Task statement: Pictures do not belong in the copy, so please give every entry below again exactly.

Data entries:
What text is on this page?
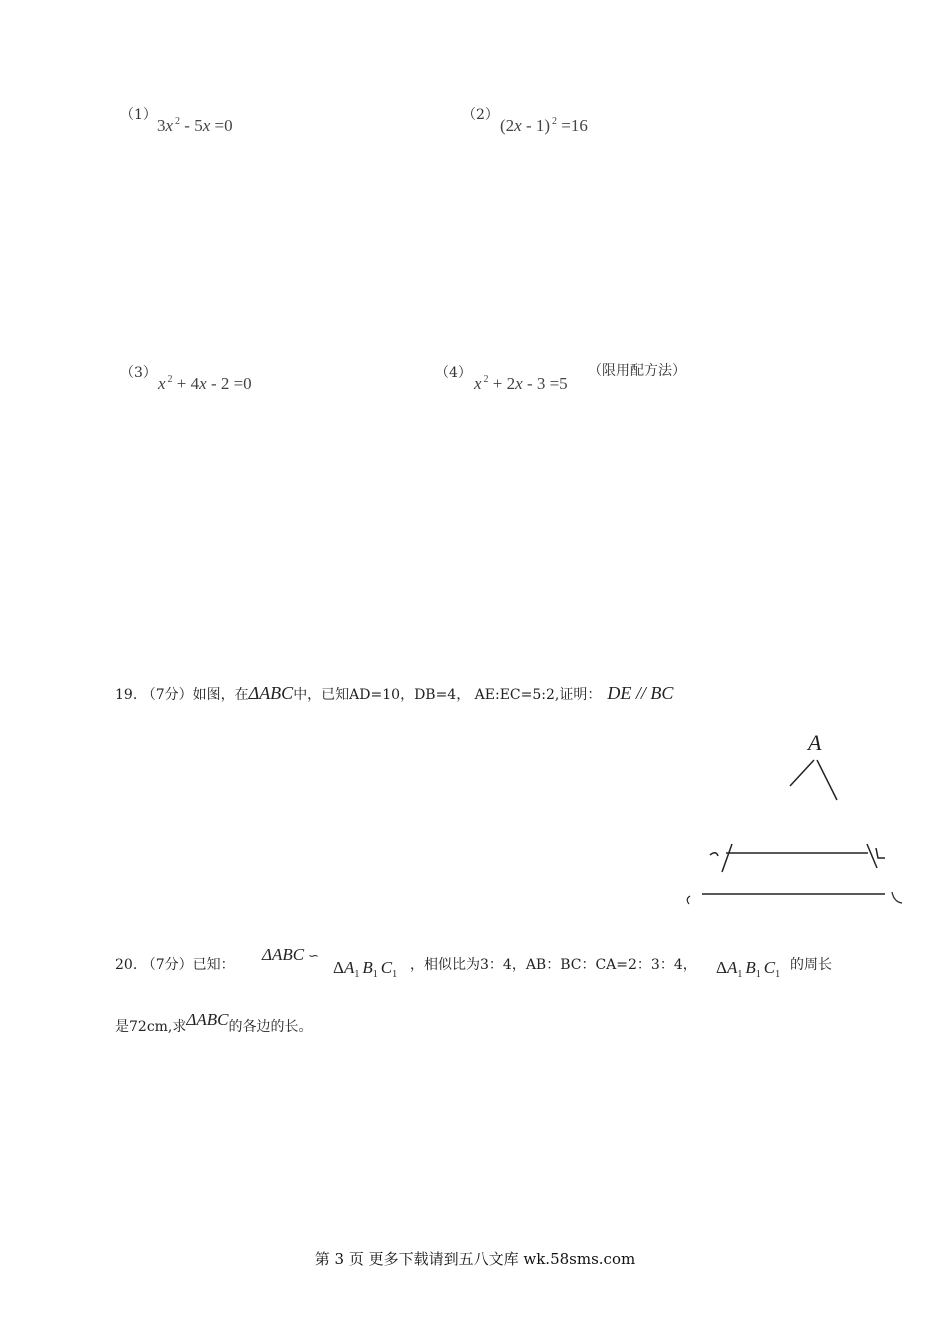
（1）
3x $^2$ - 5x =0
（2）
(2x - 1) $^2$ =16
（3）
x $^2$ + 4x - 2 =0
（4）
x $^2$ + 2x - 3 =5
（限用配方法）
19. （7分）如图，在ΔABC中，已知AD=10，DB=4， AE:EC=5:2,证明： DE // BC
A
20. （7分）已知：
ΔABC ∽
$\Delta A_1$ $B_1$ $C_1$
，相似比为3：4，AB：BC：CA=2：3：4， $\Delta A_1$ $B_1$ $C_1$
的周长
是72cm,求ΔABC的各边的长。
第 3 页 更多下载请到五八文库 wk.58sms.com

Answer to this problem:
What text is on this page?
（1）
3x $^2$ - 5x =0
（2）
(2x - 1) $^2$ =16
（3）
x $^2$ + 4x - 2 =0
（4）
x $^2$ + 2x - 3 =5
（限用配方法）
19. （7分）如图，在ΔABC中，已知AD=10，DB=4， AE:EC=5:2,证明： DE // BC
A
20. （7分）已知：
ΔABC ∽
$\Delta A_1$ $B_1$ $C_1$
，相似比为3：4，AB：BC：CA=2：3：4， $\Delta A_1$ $B_1$ $C_1$
的周长
是72cm,求ΔABC的各边的长。
第 3 页 更多下载请到五八文库 wk.58sms.com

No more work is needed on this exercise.